## [PROBLÈMES À RÉSOUDRE]
(1) Dans le texte sur la BMW R1200GS, quelle puissance le moteur développe-t-il désormais, et à quel régime ?
(2) Écrivez la suite du texte sur la BMW R1200GS, en reprenant après sa dernière phrase.

## [BLOC DE TEXTE]
_ _ _

Une allure affinée
Lors du lancement de la R1200GS, en 2004, en Afrique du Sud, BMW avait réussi à convaincre les journalistes sceptiques que sa moto d'aventure était la reine d'une catégorie qu'elle avait elle-même créée avec la sortie de la R80G/S, en 1980. Car, force est de reconnaître que l'aventurière allemande est dure à battre. Sauf quand on s'appelle BMW. En effet, afin de conserver son hégémonie, la dernière mouture de la Gelände Strasse se bonifie encore en faisant appel à des solutions technologiques innovantes. Si, au premier coup d'œil, il est difficile de différencier les deux machines, il suffit de quelques tours de roue pour mesurer le chemin parcouru en quatre ans.
Esthétiquement, la R1200GS a reçu de nouveaux caches en acier spécial, sur la partie avant du réservoir à essence, alors que la partie haute du garde-boue avant a été redessinée pour une allure résolument typée enduro. Les protège-mains optionnels désormais bicolores, ainsi que le déflecteur aérodynamique redessiné optimisant l’écoulement de l’air de refroidissement, parfont le nouveau look de la R1200GS. Les finitions «dorée» des fourreaux de suspension, des caches culbuteurs ou des jantes apportent un certain dynamisme. Le feu arrière à diodes ainsi que les clignotants sous verre blanc complètent les changements visuels.
Un Boxer avec plus de punch
Le moteur, qui développe désormais 105 ch à 8 000 tr/min (une hausse de 5 pour cent) se montre encore plus disponible que celui du modèle précédent, ce qui n'est pas peu dire. Avec sa puissance accrue et sa plage de régime étendue, la GS gagne encore en confort d'utilisation et en polyvalence. Bénéficiant d'une nouvelle boîte à six rapports dotée de roulements d’un diamètre accru et d’une cinématique de commande optimisée, la GS affiche des changements de vitesse encore plus précis et fait preuve d’une vigueur accrue dans la plage des régimes moyens à supérieurs, tout en fournissant une motricité encore plus élevée sur toute la plage des régimes.
À l’instar des modèles connus, la nouvelle R1200GS, dont le rapport volumétrique a été porté à 12:1, réclame du carburant d’un indice d’octane de 95. Conçu pour fonctionner avec du super sans plomb, le moteur peut aussi, grâce au régulateur anticliquetis, rouler à l’essence ordinaire, sans devoir y être adapté au préalable par une intervention manuelle.

_ _ _

## [DONNÉES]
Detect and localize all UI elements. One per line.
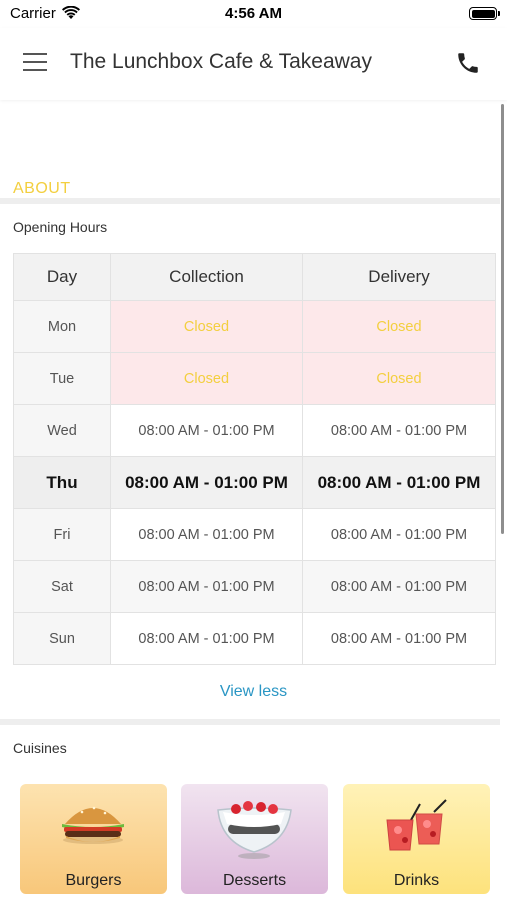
delivery-hours-cell: 08:00 AM - 01:00 PM: [302, 404, 496, 457]
collection-hours-cell: Closed: [110, 300, 303, 353]
table-row-thu: Thu 08:00 AM - 01:00 PM 08:00 AM - 01:00…: [13, 456, 496, 509]
delivery-hours-cell: 08:00 AM - 01:00 PM: [302, 560, 496, 613]
table-row-mon: Mon Closed Closed: [13, 300, 496, 353]
column-header-delivery: Delivery: [302, 253, 496, 301]
delivery-hours-cell: 08:00 AM - 01:00 PM: [302, 508, 496, 561]
section-divider: [0, 719, 500, 725]
delivery-hours-cell: Closed: [302, 352, 496, 405]
collection-hours-cell: Closed: [110, 352, 303, 405]
table-row-sun: Sun 08:00 AM - 01:00 PM 08:00 AM - 01:00…: [13, 612, 496, 665]
day-cell: Wed: [13, 404, 111, 457]
column-header-day: Day: [13, 253, 111, 301]
column-header-collection: Collection: [110, 253, 303, 301]
table-row-sat: Sat 08:00 AM - 01:00 PM 08:00 AM - 01:00…: [13, 560, 496, 613]
section-divider: [0, 198, 500, 204]
delivery-hours-cell: 08:00 AM - 01:00 PM: [302, 456, 496, 509]
cuisine-card-drinks[interactable]: Drinks: [343, 784, 490, 894]
scrollbar[interactable]: [501, 104, 504, 534]
delivery-hours-cell: Closed: [302, 300, 496, 353]
battery-icon: [469, 7, 500, 20]
phone-icon[interactable]: [455, 50, 481, 76]
clock: 4:56 AM: [225, 5, 282, 22]
collection-hours-cell: 08:00 AM - 01:00 PM: [110, 404, 303, 457]
cuisine-label: Drinks: [393, 872, 440, 889]
view-less-link[interactable]: View less: [0, 683, 507, 701]
collection-hours-cell: 08:00 AM - 01:00 PM: [110, 508, 303, 561]
table-row-tue: Tue Closed Closed: [13, 352, 496, 405]
app-header: The Lunchbox Cafe & Takeaway: [0, 28, 507, 100]
collection-hours-cell: 08:00 AM - 01:00 PM: [110, 456, 303, 509]
collection-hours-cell: 08:00 AM - 01:00 PM: [110, 612, 303, 665]
opening-hours-title: Opening Hours: [13, 219, 108, 235]
day-cell: Mon: [13, 300, 111, 353]
day-cell: Sun: [13, 612, 111, 665]
cuisine-card-burgers[interactable]: Burgers: [20, 784, 167, 894]
day-cell: Tue: [13, 352, 111, 405]
cuisine-label: Burgers: [65, 872, 122, 889]
cuisine-label: Desserts: [222, 872, 287, 889]
day-cell: Sat: [13, 560, 111, 613]
table-row-wed: Wed 08:00 AM - 01:00 PM 08:00 AM - 01:00…: [13, 404, 496, 457]
day-cell: Fri: [13, 508, 111, 561]
table-row-fri: Fri 08:00 AM - 01:00 PM 08:00 AM - 01:00…: [13, 508, 496, 561]
cuisines-title: Cuisines: [13, 740, 67, 756]
opening-hours-table: Day Collection Delivery Mon Closed Close…: [13, 253, 496, 665]
cuisine-card-desserts[interactable]: Desserts: [181, 784, 328, 894]
page-title: The Lunchbox Cafe & Takeaway: [70, 50, 372, 73]
hamburger-menu-icon[interactable]: [23, 53, 47, 71]
day-cell: Thu: [13, 456, 111, 509]
delivery-hours-cell: 08:00 AM - 01:00 PM: [302, 612, 496, 665]
status-bar: Carrier 4:56 AM: [0, 0, 507, 28]
about-section-label: ABOUT: [13, 180, 71, 197]
collection-hours-cell: 08:00 AM - 01:00 PM: [110, 560, 303, 613]
table-header-row: Day Collection Delivery: [13, 253, 496, 301]
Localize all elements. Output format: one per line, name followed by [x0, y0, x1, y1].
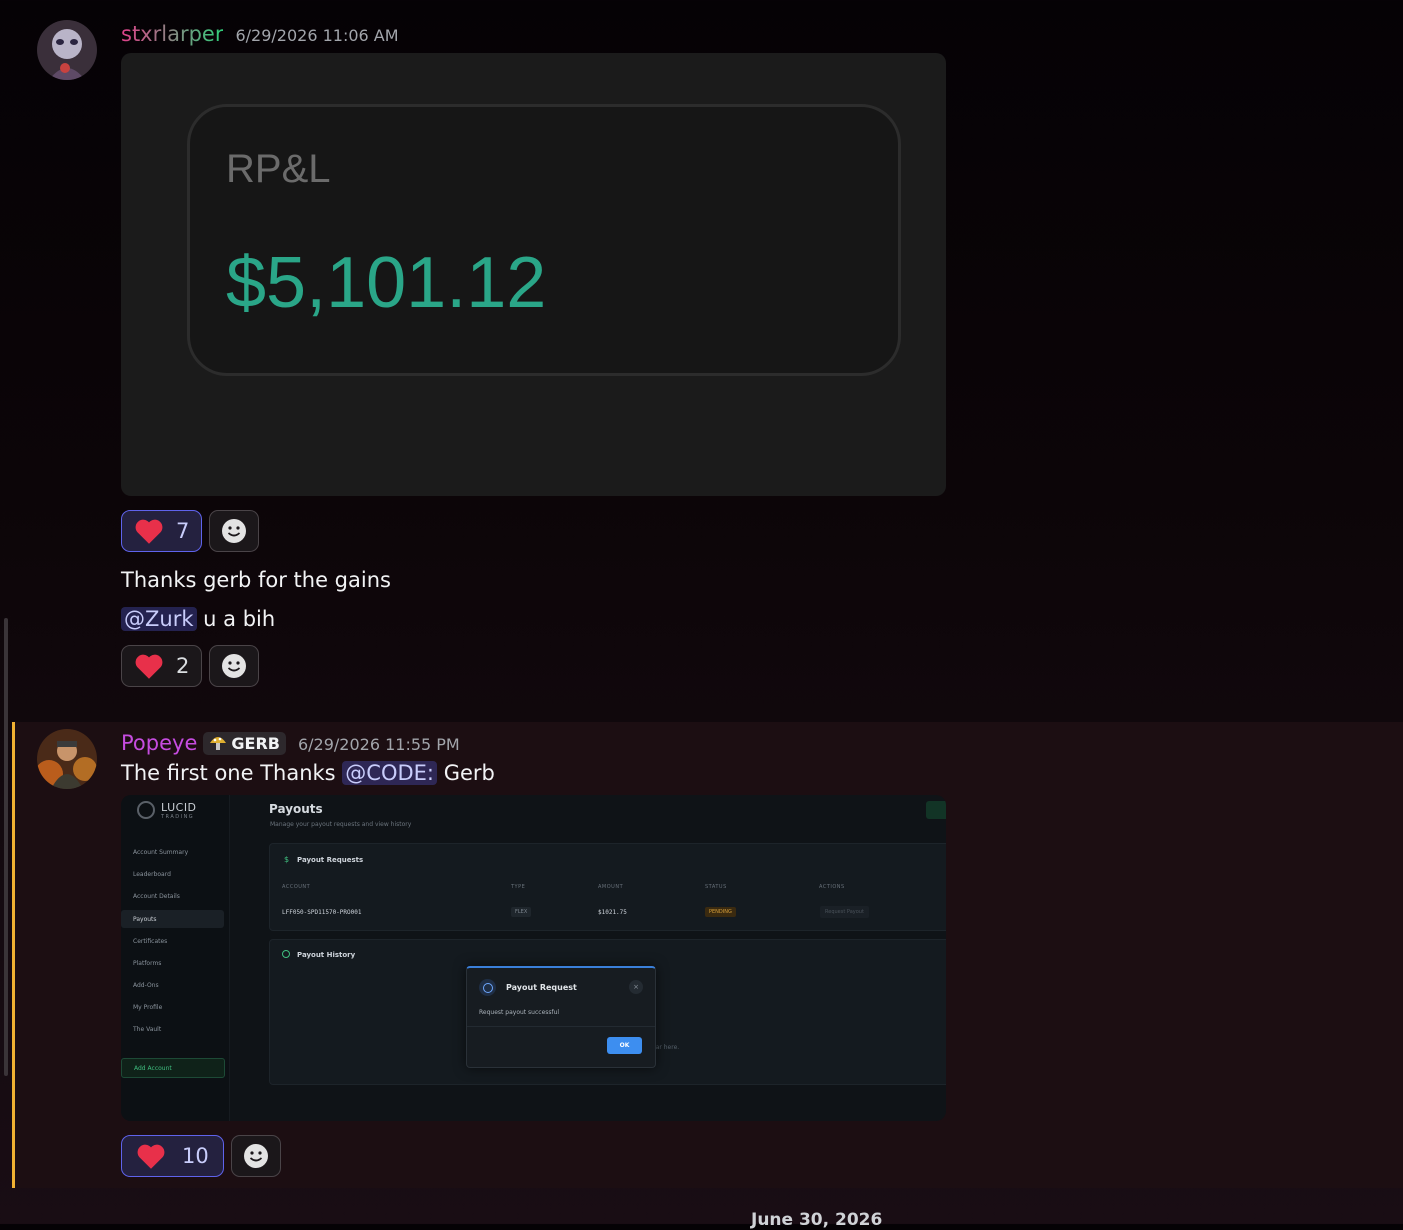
- reaction-bar: 2: [121, 645, 260, 687]
- reaction-count: 10: [182, 1144, 209, 1168]
- lucid-dollar-icon: $: [284, 855, 290, 864]
- message-text-rest: u a bih: [196, 607, 276, 631]
- lucid-top-button: [926, 801, 946, 819]
- smiley-icon: [222, 654, 247, 678]
- lucid-nav-item: Account Details: [133, 893, 180, 900]
- lucid-screenshot: LUCID TRADING Account Summary Leaderboar…: [121, 795, 946, 1121]
- lucid-nav-label: Payouts: [133, 915, 157, 923]
- lucid-requests-title: Payout Requests: [297, 856, 364, 864]
- lucid-close-icon: ×: [629, 980, 643, 994]
- avatar[interactable]: [37, 20, 97, 80]
- scrollbar[interactable]: [4, 618, 8, 1076]
- reaction-heart[interactable]: 10: [121, 1135, 224, 1177]
- message-text: Thanks gerb for the gains: [121, 568, 391, 592]
- lucid-cell-account: LFF050-SPD11570-PRO001: [282, 909, 362, 916]
- lucid-page-title: Payouts: [269, 802, 323, 816]
- heart-icon: [135, 654, 163, 679]
- smiley-icon: [222, 519, 247, 543]
- reaction-heart[interactable]: 7: [121, 510, 203, 552]
- badge-label: GERB: [231, 733, 280, 753]
- lucid-nav-item: Account Summary: [133, 849, 189, 856]
- role-mention[interactable]: @CODE:: [342, 761, 438, 785]
- pnl-value: $5,101.12: [226, 243, 547, 323]
- lucid-nav-item: Certificates: [133, 938, 168, 945]
- lucid-cell-status: PENDING: [705, 907, 736, 917]
- lucid-nav-item: Platforms: [133, 960, 162, 967]
- lucid-dialog-title: Payout Request: [506, 983, 577, 992]
- reaction-bar: 7: [121, 510, 260, 552]
- lucid-page-subtitle: Manage your payout requests and view his…: [270, 821, 412, 828]
- lucid-col-header: AMOUNT: [598, 884, 624, 890]
- lucid-col-header: TYPE: [511, 884, 526, 890]
- lucid-requests-card: $ Payout Requests ACCOUNT TYPE AMOUNT ST…: [269, 843, 946, 931]
- lucid-col-header: STATUS: [705, 884, 727, 890]
- message-text-pre: The first one Thanks: [121, 761, 343, 785]
- username[interactable]: Popeye: [121, 731, 197, 755]
- pnl-label: RP&L: [226, 147, 331, 191]
- reaction-heart[interactable]: 2: [121, 645, 203, 687]
- lucid-nav-item: Add-Ons: [133, 982, 159, 989]
- add-reaction-button[interactable]: [230, 1135, 281, 1177]
- lucid-cell-amount: $1021.75: [598, 909, 627, 916]
- lucid-sidebar: LUCID TRADING Account Summary Leaderboar…: [121, 795, 230, 1121]
- lucid-ok-button: OK: [607, 1037, 642, 1054]
- lucid-col-header: ACTIONS: [819, 884, 845, 890]
- reaction-count: 7: [176, 519, 190, 543]
- lucid-dialog: Payout Request × Request payout successf…: [466, 966, 656, 1068]
- lucid-nav-item-selected: Payouts: [121, 910, 224, 928]
- lucid-dialog-divider: [467, 1026, 655, 1027]
- lucid-add-account: Add Account: [121, 1058, 225, 1078]
- lucid-clock-icon: [282, 950, 290, 958]
- add-reaction-button[interactable]: [209, 510, 260, 552]
- user-mention[interactable]: @Zurk: [121, 607, 197, 631]
- role-badge[interactable]: GERB: [203, 731, 286, 755]
- lucid-logo-icon: [137, 801, 155, 819]
- heart-icon: [135, 519, 163, 544]
- reaction-bar: 10: [121, 1135, 281, 1177]
- lucid-add-account-label: Add Account: [134, 1064, 172, 1072]
- date-divider: June 30, 2026: [751, 1210, 883, 1230]
- username[interactable]: stxrlarper: [121, 22, 223, 46]
- lucid-col-header: ACCOUNT: [282, 884, 311, 890]
- lucid-history-empty: ear here.: [652, 1044, 680, 1051]
- lucid-cell-action: Request Payout: [820, 906, 869, 918]
- timestamp: 6/29/2026 11:06 AM: [235, 26, 399, 45]
- message-header: stxrlarper 6/29/2026 11:06 AM: [121, 22, 399, 46]
- add-reaction-button[interactable]: [209, 645, 260, 687]
- lucid-nav-item: My Profile: [133, 1004, 163, 1011]
- lucid-info-icon: [479, 979, 496, 996]
- lucid-nav-item: Leaderboard: [133, 871, 171, 878]
- lucid-dialog-message: Request payout successful: [479, 1009, 560, 1016]
- avatar[interactable]: [37, 729, 97, 789]
- timestamp: 6/29/2026 11:55 PM: [297, 735, 460, 754]
- pnl-card: RP&L $5,101.12: [187, 104, 901, 376]
- image-attachment[interactable]: LUCID TRADING Account Summary Leaderboar…: [121, 795, 946, 1121]
- lucid-cell-type: FLEX: [511, 907, 532, 917]
- lucid-brand: LUCID: [161, 801, 197, 814]
- lucid-brand-sub: TRADING: [161, 814, 195, 820]
- lucid-history-title: Payout History: [297, 951, 356, 959]
- message-text: @Zurk u a bih: [121, 607, 275, 631]
- smiley-icon: [243, 1144, 268, 1168]
- heart-icon: [137, 1144, 165, 1169]
- message-text-post: Gerb: [437, 761, 495, 785]
- message-header: Popeye GERB 6/29/2026 11:55 PM: [121, 731, 460, 755]
- lucid-nav-item: The Vault: [133, 1026, 162, 1033]
- reaction-count: 2: [176, 654, 190, 678]
- mushroom-icon: [210, 737, 227, 750]
- image-attachment[interactable]: RP&L $5,101.12: [121, 53, 946, 496]
- message-text: The first one Thanks @CODE: Gerb: [121, 761, 495, 785]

_ _ _

## [RÉPONSES AUX EXERCICES]
(1) 105 ch à 8 000 tr/min.

(2)
Une ergonomie optimisée
L'ergonomie a également été optimisée. Grâce à deux patins de serrage asymétriques pouvant être tournés de 180 degrés comme sur le modèle sport HP2, le guidon haut de gamme réalisé en un tube d’aluminium conique peut être réglé sur deux positions offrant une ergonomie différente. Alors que la position arrière crée les meilleures conditions ergonomiques sur la route et sur des terrains modérés, la position avant présente des avantages en hors-piste surtout lorsqu’on conduit debout sur les repose-pieds. Les nouveaux protège-mains, disponibles dans la gamme des accessoires pour la R1200GS et montés d’origine sur la R1200GS Adventure, sont désormais fixés directement sur le guidon. L’épaisseur de la mousse de la selle a été accrue sur la partie avant.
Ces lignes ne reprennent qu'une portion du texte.